Work to complete >> Output each entry exactly; skip nothing.

Data section >>
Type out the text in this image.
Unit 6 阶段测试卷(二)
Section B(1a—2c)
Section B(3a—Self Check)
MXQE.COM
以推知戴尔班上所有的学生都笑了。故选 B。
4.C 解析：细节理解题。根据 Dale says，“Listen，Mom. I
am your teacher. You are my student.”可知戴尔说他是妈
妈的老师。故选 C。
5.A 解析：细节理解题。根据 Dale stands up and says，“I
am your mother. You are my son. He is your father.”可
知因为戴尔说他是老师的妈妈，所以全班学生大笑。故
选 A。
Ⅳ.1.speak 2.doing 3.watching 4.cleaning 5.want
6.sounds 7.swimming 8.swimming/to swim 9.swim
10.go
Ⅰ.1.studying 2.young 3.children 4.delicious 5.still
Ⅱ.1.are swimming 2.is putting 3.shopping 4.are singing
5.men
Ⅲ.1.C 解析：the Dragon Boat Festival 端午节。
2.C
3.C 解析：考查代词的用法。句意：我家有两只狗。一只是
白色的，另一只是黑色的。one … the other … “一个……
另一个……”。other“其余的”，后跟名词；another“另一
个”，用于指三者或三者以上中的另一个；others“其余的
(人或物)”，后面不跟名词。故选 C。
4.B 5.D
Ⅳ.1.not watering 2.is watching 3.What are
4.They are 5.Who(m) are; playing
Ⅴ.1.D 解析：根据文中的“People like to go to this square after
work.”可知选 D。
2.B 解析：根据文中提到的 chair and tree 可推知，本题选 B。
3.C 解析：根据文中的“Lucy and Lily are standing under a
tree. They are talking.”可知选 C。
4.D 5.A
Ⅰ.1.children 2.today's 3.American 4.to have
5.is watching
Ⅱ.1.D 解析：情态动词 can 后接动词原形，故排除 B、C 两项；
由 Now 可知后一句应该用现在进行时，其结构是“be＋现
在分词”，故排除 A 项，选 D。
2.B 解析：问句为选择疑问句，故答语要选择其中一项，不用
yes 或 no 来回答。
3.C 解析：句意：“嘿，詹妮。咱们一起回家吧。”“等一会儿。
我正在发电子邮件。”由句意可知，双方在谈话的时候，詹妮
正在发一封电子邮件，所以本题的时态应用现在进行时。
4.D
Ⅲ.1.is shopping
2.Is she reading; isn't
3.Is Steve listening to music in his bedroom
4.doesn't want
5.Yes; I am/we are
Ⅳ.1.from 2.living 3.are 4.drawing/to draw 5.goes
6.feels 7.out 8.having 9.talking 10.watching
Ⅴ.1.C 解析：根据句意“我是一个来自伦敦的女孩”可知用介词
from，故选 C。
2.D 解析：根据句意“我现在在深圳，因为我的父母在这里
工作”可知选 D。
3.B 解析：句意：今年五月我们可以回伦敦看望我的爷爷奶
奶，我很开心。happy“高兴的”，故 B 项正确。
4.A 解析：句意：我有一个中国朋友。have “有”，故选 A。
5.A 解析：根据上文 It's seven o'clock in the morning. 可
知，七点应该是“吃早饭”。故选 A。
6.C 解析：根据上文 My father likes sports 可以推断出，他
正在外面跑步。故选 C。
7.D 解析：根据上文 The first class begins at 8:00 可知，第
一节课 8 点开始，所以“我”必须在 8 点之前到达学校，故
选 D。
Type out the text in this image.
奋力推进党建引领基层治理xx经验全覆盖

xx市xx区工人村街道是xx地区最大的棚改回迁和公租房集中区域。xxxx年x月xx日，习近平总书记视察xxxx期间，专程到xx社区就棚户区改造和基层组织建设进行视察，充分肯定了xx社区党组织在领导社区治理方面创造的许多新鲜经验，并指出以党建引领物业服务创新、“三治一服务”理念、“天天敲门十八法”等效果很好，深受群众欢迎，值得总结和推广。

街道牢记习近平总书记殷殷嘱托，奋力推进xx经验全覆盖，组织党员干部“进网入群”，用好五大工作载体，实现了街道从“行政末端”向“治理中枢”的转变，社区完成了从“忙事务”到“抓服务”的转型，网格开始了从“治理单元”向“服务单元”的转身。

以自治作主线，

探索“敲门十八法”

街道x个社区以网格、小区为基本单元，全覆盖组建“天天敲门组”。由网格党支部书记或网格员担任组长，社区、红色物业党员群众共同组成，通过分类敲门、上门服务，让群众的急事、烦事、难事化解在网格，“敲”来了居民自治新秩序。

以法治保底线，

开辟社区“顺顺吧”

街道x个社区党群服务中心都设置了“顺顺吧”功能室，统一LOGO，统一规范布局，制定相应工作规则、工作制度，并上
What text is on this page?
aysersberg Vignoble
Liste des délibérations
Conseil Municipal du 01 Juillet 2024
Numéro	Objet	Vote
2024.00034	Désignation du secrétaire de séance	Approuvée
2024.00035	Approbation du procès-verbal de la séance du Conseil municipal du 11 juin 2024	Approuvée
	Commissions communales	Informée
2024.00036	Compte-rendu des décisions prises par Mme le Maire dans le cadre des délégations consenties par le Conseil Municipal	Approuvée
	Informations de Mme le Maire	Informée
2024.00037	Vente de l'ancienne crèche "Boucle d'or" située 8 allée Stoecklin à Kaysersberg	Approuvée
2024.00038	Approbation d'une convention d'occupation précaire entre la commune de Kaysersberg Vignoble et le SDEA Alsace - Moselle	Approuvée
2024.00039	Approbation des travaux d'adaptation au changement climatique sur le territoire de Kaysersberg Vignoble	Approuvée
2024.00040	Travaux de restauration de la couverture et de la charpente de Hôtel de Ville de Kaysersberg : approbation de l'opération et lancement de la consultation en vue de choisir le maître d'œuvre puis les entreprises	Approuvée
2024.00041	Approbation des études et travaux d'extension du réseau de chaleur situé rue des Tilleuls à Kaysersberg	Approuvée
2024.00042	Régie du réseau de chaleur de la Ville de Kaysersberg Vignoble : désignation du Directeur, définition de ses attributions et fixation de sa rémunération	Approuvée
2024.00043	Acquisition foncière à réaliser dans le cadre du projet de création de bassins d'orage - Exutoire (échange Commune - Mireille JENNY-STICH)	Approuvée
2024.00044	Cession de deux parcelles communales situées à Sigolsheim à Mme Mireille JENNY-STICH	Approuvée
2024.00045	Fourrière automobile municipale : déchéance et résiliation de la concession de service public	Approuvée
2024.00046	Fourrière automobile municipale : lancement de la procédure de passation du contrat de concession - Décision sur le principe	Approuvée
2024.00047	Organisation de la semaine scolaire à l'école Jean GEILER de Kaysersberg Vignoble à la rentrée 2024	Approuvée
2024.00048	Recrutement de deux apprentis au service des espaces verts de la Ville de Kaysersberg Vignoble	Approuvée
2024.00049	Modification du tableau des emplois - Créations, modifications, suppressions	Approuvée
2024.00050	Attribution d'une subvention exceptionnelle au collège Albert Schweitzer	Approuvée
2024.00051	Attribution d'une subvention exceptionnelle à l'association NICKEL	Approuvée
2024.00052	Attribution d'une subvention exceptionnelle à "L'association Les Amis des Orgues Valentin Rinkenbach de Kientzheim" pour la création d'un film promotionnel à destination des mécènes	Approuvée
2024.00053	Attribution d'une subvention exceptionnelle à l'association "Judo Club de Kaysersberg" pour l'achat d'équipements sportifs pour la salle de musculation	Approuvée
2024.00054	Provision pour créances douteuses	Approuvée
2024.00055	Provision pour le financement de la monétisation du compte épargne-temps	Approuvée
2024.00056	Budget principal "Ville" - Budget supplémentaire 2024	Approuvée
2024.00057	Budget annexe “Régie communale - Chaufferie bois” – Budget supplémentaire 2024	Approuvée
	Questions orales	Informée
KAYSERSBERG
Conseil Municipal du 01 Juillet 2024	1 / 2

Task output >>
Type out the text in this image.
Unit 6 阶段测试卷(二)
Section B(1a—2c)
Section B(3a—Self Check)
MXQE.COM
以推知戴尔班上所有的学生都笑了。故选 B。
4.C 解析：细节理解题。根据 Dale says，“Listen，Mom. I
am your teacher. You are my student.”可知戴尔说他是妈
妈的老师。故选 C。
5.A 解析：细节理解题。根据 Dale stands up and says，“I
am your mother. You are my son. He is your father.”可
知因为戴尔说他是老师的妈妈，所以全班学生大笑。故
选 A。
Ⅳ.1.speak 2.doing 3.watching 4.cleaning 5.want
6.sounds 7.swimming 8.swimming/to swim 9.swim
10.go
Ⅰ.1.studying 2.young 3.children 4.delicious 5.still
Ⅱ.1.are swimming 2.is putting 3.shopping 4.are singing
5.men
Ⅲ.1.C 解析：the Dragon Boat Festival 端午节。
2.C
3.C 解析：考查代词的用法。句意：我家有两只狗。一只是
白色的，另一只是黑色的。one … the other … “一个……
另一个……”。other“其余的”，后跟名词；another“另一
个”，用于指三者或三者以上中的另一个；others“其余的
(人或物)”，后面不跟名词。故选 C。
4.B 5.D
Ⅳ.1.not watering 2.is watching 3.What are
4.They are 5.Who(m) are; playing
Ⅴ.1.D 解析：根据文中的“People like to go to this square after
work.”可知选 D。
2.B 解析：根据文中提到的 chair and tree 可推知，本题选 B。
3.C 解析：根据文中的“Lucy and Lily are standing under a
tree. They are talking.”可知选 C。
4.D 5.A
Ⅰ.1.children 2.today's 3.American 4.to have
5.is watching
Ⅱ.1.D 解析：情态动词 can 后接动词原形，故排除 B、C 两项；
由 Now 可知后一句应该用现在进行时，其结构是“be＋现
在分词”，故排除 A 项，选 D。
2.B 解析：问句为选择疑问句，故答语要选择其中一项，不用
yes 或 no 来回答。
3.C 解析：句意：“嘿，詹妮。咱们一起回家吧。”“等一会儿。
我正在发电子邮件。”由句意可知，双方在谈话的时候，詹妮
正在发一封电子邮件，所以本题的时态应用现在进行时。
4.D
Ⅲ.1.is shopping
2.Is she reading; isn't
3.Is Steve listening to music in his bedroom
4.doesn't want
5.Yes; I am/we are
Ⅳ.1.from 2.living 3.are 4.drawing/to draw 5.goes
6.feels 7.out 8.having 9.talking 10.watching
Ⅴ.1.C 解析：根据句意“我是一个来自伦敦的女孩”可知用介词
from，故选 C。
2.D 解析：根据句意“我现在在深圳，因为我的父母在这里
工作”可知选 D。
3.B 解析：句意：今年五月我们可以回伦敦看望我的爷爷奶
奶，我很开心。happy“高兴的”，故 B 项正确。
4.A 解析：句意：我有一个中国朋友。have “有”，故选 A。
5.A 解析：根据上文 It's seven o'clock in the morning. 可
知，七点应该是“吃早饭”。故选 A。
6.C 解析：根据上文 My father likes sports 可以推断出，他
正在外面跑步。故选 C。
7.D 解析：根据上文 The first class begins at 8:00 可知，第
一节课 8 点开始，所以“我”必须在 8 点之前到达学校，故
选 D。
Type out the text in this image.
奋力推进党建引领基层治理xx经验全覆盖

xx市xx区工人村街道是xx地区最大的棚改回迁和公租房集中区域。xxxx年x月xx日，习近平总书记视察xxxx期间，专程到xx社区就棚户区改造和基层组织建设进行视察，充分肯定了xx社区党组织在领导社区治理方面创造的许多新鲜经验，并指出以党建引领物业服务创新、“三治一服务”理念、“天天敲门十八法”等效果很好，深受群众欢迎，值得总结和推广。

街道牢记习近平总书记殷殷嘱托，奋力推进xx经验全覆盖，组织党员干部“进网入群”，用好五大工作载体，实现了街道从“行政末端”向“治理中枢”的转变，社区完成了从“忙事务”到“抓服务”的转型，网格开始了从“治理单元”向“服务单元”的转身。

以自治作主线，

探索“敲门十八法”

街道x个社区以网格、小区为基本单元，全覆盖组建“天天敲门组”。由网格党支部书记或网格员担任组长，社区、红色物业党员群众共同组成，通过分类敲门、上门服务，让群众的急事、烦事、难事化解在网格，“敲”来了居民自治新秩序。

以法治保底线，

开辟社区“顺顺吧”

街道x个社区党群服务中心都设置了“顺顺吧”功能室，统一LOGO，统一规范布局，制定相应工作规则、工作制度，并上
What text is on this page?
aysersberg Vignoble
Liste des délibérations
Conseil Municipal du 01 Juillet 2024
Numéro	Objet	Vote
2024.00034	Désignation du secrétaire de séance	Approuvée
2024.00035	Approbation du procès-verbal de la séance du Conseil municipal du 11 juin 2024	Approuvée
	Commissions communales	Informée
2024.00036	Compte-rendu des décisions prises par Mme le Maire dans le cadre des délégations consenties par le Conseil Municipal	Approuvée
	Informations de Mme le Maire	Informée
2024.00037	Vente de l'ancienne crèche "Boucle d'or" située 8 allée Stoecklin à Kaysersberg	Approuvée
2024.00038	Approbation d'une convention d'occupation précaire entre la commune de Kaysersberg Vignoble et le SDEA Alsace - Moselle	Approuvée
2024.00039	Approbation des travaux d'adaptation au changement climatique sur le territoire de Kaysersberg Vignoble	Approuvée
2024.00040	Travaux de restauration de la couverture et de la charpente de Hôtel de Ville de Kaysersberg : approbation de l'opération et lancement de la consultation en vue de choisir le maître d'œuvre puis les entreprises	Approuvée
2024.00041	Approbation des études et travaux d'extension du réseau de chaleur situé rue des Tilleuls à Kaysersberg	Approuvée
2024.00042	Régie du réseau de chaleur de la Ville de Kaysersberg Vignoble : désignation du Directeur, définition de ses attributions et fixation de sa rémunération	Approuvée
2024.00043	Acquisition foncière à réaliser dans le cadre du projet de création de bassins d'orage - Exutoire (échange Commune - Mireille JENNY-STICH)	Approuvée
2024.00044	Cession de deux parcelles communales situées à Sigolsheim à Mme Mireille JENNY-STICH	Approuvée
2024.00045	Fourrière automobile municipale : déchéance et résiliation de la concession de service public	Approuvée
2024.00046	Fourrière automobile municipale : lancement de la procédure de passation du contrat de concession - Décision sur le principe	Approuvée
2024.00047	Organisation de la semaine scolaire à l'école Jean GEILER de Kaysersberg Vignoble à la rentrée 2024	Approuvée
2024.00048	Recrutement de deux apprentis au service des espaces verts de la Ville de Kaysersberg Vignoble	Approuvée
2024.00049	Modification du tableau des emplois - Créations, modifications, suppressions	Approuvée
2024.00050	Attribution d'une subvention exceptionnelle au collège Albert Schweitzer	Approuvée
2024.00051	Attribution d'une subvention exceptionnelle à l'association NICKEL	Approuvée
2024.00052	Attribution d'une subvention exceptionnelle à "L'association Les Amis des Orgues Valentin Rinkenbach de Kientzheim" pour la création d'un film promotionnel à destination des mécènes	Approuvée
2024.00053	Attribution d'une subvention exceptionnelle à l'association "Judo Club de Kaysersberg" pour l'achat d'équipements sportifs pour la salle de musculation	Approuvée
2024.00054	Provision pour créances douteuses	Approuvée
2024.00055	Provision pour le financement de la monétisation du compte épargne-temps	Approuvée
2024.00056	Budget principal "Ville" - Budget supplémentaire 2024	Approuvée
2024.00057	Budget annexe “Régie communale - Chaufferie bois” – Budget supplémentaire 2024	Approuvée
	Questions orales	Informée
KAYSERSBERG
Conseil Municipal du 01 Juillet 2024	1 / 2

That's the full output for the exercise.